Dataset excerpt
━━━━━━

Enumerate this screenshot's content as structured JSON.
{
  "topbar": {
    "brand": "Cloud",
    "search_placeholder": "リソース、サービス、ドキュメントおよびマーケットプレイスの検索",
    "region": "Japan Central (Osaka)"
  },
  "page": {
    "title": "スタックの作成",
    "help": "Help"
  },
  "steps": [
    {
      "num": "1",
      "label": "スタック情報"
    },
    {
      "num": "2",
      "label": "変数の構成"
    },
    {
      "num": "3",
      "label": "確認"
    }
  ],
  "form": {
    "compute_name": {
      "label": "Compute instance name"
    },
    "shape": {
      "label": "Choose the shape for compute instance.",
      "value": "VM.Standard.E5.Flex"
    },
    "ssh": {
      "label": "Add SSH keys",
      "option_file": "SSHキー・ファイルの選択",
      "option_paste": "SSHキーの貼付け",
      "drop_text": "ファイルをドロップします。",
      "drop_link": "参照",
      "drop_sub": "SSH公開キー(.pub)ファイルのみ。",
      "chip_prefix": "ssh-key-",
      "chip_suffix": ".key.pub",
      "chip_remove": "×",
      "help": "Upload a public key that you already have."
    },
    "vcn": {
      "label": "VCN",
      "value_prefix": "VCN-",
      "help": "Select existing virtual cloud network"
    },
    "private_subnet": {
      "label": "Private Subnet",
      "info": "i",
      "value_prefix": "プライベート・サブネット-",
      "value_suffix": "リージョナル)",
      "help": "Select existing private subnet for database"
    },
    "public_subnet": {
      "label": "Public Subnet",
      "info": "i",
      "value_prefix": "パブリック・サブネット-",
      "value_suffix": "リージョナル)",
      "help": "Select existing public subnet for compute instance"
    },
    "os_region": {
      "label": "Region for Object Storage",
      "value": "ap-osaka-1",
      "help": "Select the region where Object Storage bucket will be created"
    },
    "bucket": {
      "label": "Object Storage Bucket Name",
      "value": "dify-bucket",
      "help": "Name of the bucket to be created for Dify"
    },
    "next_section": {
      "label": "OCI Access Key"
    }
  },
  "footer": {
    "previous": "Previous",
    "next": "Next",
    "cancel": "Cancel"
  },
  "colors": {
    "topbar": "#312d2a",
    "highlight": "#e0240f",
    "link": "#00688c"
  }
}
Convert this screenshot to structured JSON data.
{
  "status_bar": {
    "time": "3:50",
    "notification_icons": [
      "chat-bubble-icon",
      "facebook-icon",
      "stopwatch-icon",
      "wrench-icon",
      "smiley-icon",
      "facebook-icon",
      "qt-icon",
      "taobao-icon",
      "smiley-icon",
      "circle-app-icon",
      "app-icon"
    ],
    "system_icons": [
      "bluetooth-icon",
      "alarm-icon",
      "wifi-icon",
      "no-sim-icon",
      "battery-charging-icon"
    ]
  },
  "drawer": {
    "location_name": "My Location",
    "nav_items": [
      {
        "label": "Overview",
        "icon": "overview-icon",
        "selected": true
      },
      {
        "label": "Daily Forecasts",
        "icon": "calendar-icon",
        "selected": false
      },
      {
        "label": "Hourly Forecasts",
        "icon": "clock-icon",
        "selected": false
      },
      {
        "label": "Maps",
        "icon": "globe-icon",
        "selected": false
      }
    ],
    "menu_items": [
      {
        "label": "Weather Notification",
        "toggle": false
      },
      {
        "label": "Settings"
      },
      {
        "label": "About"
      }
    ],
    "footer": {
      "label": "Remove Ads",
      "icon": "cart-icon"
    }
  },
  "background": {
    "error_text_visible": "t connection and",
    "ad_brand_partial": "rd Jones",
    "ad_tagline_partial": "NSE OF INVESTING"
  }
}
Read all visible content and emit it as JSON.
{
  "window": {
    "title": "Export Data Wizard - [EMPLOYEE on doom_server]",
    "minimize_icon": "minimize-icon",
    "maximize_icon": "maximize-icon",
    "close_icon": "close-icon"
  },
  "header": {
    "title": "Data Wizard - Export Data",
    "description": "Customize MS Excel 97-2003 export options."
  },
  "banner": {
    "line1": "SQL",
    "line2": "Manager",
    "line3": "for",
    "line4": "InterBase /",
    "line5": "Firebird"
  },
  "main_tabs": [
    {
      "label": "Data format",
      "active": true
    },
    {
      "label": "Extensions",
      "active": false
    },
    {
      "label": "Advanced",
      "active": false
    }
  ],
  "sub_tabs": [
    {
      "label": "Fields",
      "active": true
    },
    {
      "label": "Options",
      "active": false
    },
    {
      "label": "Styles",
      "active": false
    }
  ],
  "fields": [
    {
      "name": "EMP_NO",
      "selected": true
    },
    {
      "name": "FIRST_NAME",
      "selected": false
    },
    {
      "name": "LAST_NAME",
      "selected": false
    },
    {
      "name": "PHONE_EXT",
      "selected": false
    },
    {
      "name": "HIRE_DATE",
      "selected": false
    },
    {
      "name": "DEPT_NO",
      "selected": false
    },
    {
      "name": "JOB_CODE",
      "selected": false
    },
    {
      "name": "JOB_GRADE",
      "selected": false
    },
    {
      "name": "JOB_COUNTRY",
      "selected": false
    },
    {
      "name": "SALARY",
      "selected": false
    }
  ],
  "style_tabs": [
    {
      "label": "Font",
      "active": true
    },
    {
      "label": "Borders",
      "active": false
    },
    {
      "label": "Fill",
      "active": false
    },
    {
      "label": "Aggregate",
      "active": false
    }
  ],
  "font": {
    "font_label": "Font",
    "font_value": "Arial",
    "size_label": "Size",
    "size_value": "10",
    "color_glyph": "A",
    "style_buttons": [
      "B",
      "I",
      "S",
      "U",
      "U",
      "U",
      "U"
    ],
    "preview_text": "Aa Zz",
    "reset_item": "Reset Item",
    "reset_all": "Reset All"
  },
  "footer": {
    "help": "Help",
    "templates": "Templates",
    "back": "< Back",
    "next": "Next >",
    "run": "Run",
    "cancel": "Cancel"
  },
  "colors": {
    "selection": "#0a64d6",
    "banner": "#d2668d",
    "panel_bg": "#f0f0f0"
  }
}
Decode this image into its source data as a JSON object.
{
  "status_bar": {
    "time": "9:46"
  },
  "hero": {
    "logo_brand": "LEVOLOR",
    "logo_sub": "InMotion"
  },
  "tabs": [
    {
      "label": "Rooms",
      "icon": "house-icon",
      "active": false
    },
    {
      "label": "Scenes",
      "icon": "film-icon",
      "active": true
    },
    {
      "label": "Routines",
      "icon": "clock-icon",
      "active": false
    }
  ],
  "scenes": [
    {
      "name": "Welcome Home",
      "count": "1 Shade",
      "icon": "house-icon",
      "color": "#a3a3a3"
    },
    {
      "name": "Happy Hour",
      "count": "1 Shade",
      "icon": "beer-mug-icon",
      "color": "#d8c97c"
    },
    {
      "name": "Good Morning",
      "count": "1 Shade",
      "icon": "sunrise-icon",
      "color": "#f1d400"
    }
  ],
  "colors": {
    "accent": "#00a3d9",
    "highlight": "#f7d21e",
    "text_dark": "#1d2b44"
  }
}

━━━━━━

**Challenge:** Please reproduce each record precisely as written.

**Output of the task:**
Enumerate this screenshot's content as structured JSON.
{
  "topbar": {
    "brand": "Cloud",
    "search_placeholder": "リソース、サービス、ドキュメントおよびマーケットプレイスの検索",
    "region": "Japan Central (Osaka)"
  },
  "page": {
    "title": "スタックの作成",
    "help": "Help"
  },
  "steps": [
    {
      "num": "1",
      "label": "スタック情報"
    },
    {
      "num": "2",
      "label": "変数の構成"
    },
    {
      "num": "3",
      "label": "確認"
    }
  ],
  "form": {
    "compute_name": {
      "label": "Compute instance name"
    },
    "shape": {
      "label": "Choose the shape for compute instance.",
      "value": "VM.Standard.E5.Flex"
    },
    "ssh": {
      "label": "Add SSH keys",
      "option_file": "SSHキー・ファイルの選択",
      "option_paste": "SSHキーの貼付け",
      "drop_text": "ファイルをドロップします。",
      "drop_link": "参照",
      "drop_sub": "SSH公開キー(.pub)ファイルのみ。",
      "chip_prefix": "ssh-key-",
      "chip_suffix": ".key.pub",
      "chip_remove": "×",
      "help": "Upload a public key that you already have."
    },
    "vcn": {
      "label": "VCN",
      "value_prefix": "VCN-",
      "help": "Select existing virtual cloud network"
    },
    "private_subnet": {
      "label": "Private Subnet",
      "info": "i",
      "value_prefix": "プライベート・サブネット-",
      "value_suffix": "リージョナル)",
      "help": "Select existing private subnet for database"
    },
    "public_subnet": {
      "label": "Public Subnet",
      "info": "i",
      "value_prefix": "パブリック・サブネット-",
      "value_suffix": "リージョナル)",
      "help": "Select existing public subnet for compute instance"
    },
    "os_region": {
      "label": "Region for Object Storage",
      "value": "ap-osaka-1",
      "help": "Select the region where Object Storage bucket will be created"
    },
    "bucket": {
      "label": "Object Storage Bucket Name",
      "value": "dify-bucket",
      "help": "Name of the bucket to be created for Dify"
    },
    "next_section": {
      "label": "OCI Access Key"
    }
  },
  "footer": {
    "previous": "Previous",
    "next": "Next",
    "cancel": "Cancel"
  },
  "colors": {
    "topbar": "#312d2a",
    "highlight": "#e0240f",
    "link": "#00688c"
  }
}
Convert this screenshot to structured JSON data.
{
  "status_bar": {
    "time": "3:50",
    "notification_icons": [
      "chat-bubble-icon",
      "facebook-icon",
      "stopwatch-icon",
      "wrench-icon",
      "smiley-icon",
      "facebook-icon",
      "qt-icon",
      "taobao-icon",
      "smiley-icon",
      "circle-app-icon",
      "app-icon"
    ],
    "system_icons": [
      "bluetooth-icon",
      "alarm-icon",
      "wifi-icon",
      "no-sim-icon",
      "battery-charging-icon"
    ]
  },
  "drawer": {
    "location_name": "My Location",
    "nav_items": [
      {
        "label": "Overview",
        "icon": "overview-icon",
        "selected": true
      },
      {
        "label": "Daily Forecasts",
        "icon": "calendar-icon",
        "selected": false
      },
      {
        "label": "Hourly Forecasts",
        "icon": "clock-icon",
        "selected": false
      },
      {
        "label": "Maps",
        "icon": "globe-icon",
        "selected": false
      }
    ],
    "menu_items": [
      {
        "label": "Weather Notification",
        "toggle": false
      },
      {
        "label": "Settings"
      },
      {
        "label": "About"
      }
    ],
    "footer": {
      "label": "Remove Ads",
      "icon": "cart-icon"
    }
  },
  "background": {
    "error_text_visible": "t connection and",
    "ad_brand_partial": "rd Jones",
    "ad_tagline_partial": "NSE OF INVESTING"
  }
}
Read all visible content and emit it as JSON.
{
  "window": {
    "title": "Export Data Wizard - [EMPLOYEE on doom_server]",
    "minimize_icon": "minimize-icon",
    "maximize_icon": "maximize-icon",
    "close_icon": "close-icon"
  },
  "header": {
    "title": "Data Wizard - Export Data",
    "description": "Customize MS Excel 97-2003 export options."
  },
  "banner": {
    "line1": "SQL",
    "line2": "Manager",
    "line3": "for",
    "line4": "InterBase /",
    "line5": "Firebird"
  },
  "main_tabs": [
    {
      "label": "Data format",
      "active": true
    },
    {
      "label": "Extensions",
      "active": false
    },
    {
      "label": "Advanced",
      "active": false
    }
  ],
  "sub_tabs": [
    {
      "label": "Fields",
      "active": true
    },
    {
      "label": "Options",
      "active": false
    },
    {
      "label": "Styles",
      "active": false
    }
  ],
  "fields": [
    {
      "name": "EMP_NO",
      "selected": true
    },
    {
      "name": "FIRST_NAME",
      "selected": false
    },
    {
      "name": "LAST_NAME",
      "selected": false
    },
    {
      "name": "PHONE_EXT",
      "selected": false
    },
    {
      "name": "HIRE_DATE",
      "selected": false
    },
    {
      "name": "DEPT_NO",
      "selected": false
    },
    {
      "name": "JOB_CODE",
      "selected": false
    },
    {
      "name": "JOB_GRADE",
      "selected": false
    },
    {
      "name": "JOB_COUNTRY",
      "selected": false
    },
    {
      "name": "SALARY",
      "selected": false
    }
  ],
  "style_tabs": [
    {
      "label": "Font",
      "active": true
    },
    {
      "label": "Borders",
      "active": false
    },
    {
      "label": "Fill",
      "active": false
    },
    {
      "label": "Aggregate",
      "active": false
    }
  ],
  "font": {
    "font_label": "Font",
    "font_value": "Arial",
    "size_label": "Size",
    "size_value": "10",
    "color_glyph": "A",
    "style_buttons": [
      "B",
      "I",
      "S",
      "U",
      "U",
      "U",
      "U"
    ],
    "preview_text": "Aa Zz",
    "reset_item": "Reset Item",
    "reset_all": "Reset All"
  },
  "footer": {
    "help": "Help",
    "templates": "Templates",
    "back": "< Back",
    "next": "Next >",
    "run": "Run",
    "cancel": "Cancel"
  },
  "colors": {
    "selection": "#0a64d6",
    "banner": "#d2668d",
    "panel_bg": "#f0f0f0"
  }
}
Decode this image into its source data as a JSON object.
{
  "status_bar": {
    "time": "9:46"
  },
  "hero": {
    "logo_brand": "LEVOLOR",
    "logo_sub": "InMotion"
  },
  "tabs": [
    {
      "label": "Rooms",
      "icon": "house-icon",
      "active": false
    },
    {
      "label": "Scenes",
      "icon": "film-icon",
      "active": true
    },
    {
      "label": "Routines",
      "icon": "clock-icon",
      "active": false
    }
  ],
  "scenes": [
    {
      "name": "Welcome Home",
      "count": "1 Shade",
      "icon": "house-icon",
      "color": "#a3a3a3"
    },
    {
      "name": "Happy Hour",
      "count": "1 Shade",
      "icon": "beer-mug-icon",
      "color": "#d8c97c"
    },
    {
      "name": "Good Morning",
      "count": "1 Shade",
      "icon": "sunrise-icon",
      "color": "#f1d400"
    }
  ],
  "colors": {
    "accent": "#00a3d9",
    "highlight": "#f7d21e",
    "text_dark": "#1d2b44"
  }
}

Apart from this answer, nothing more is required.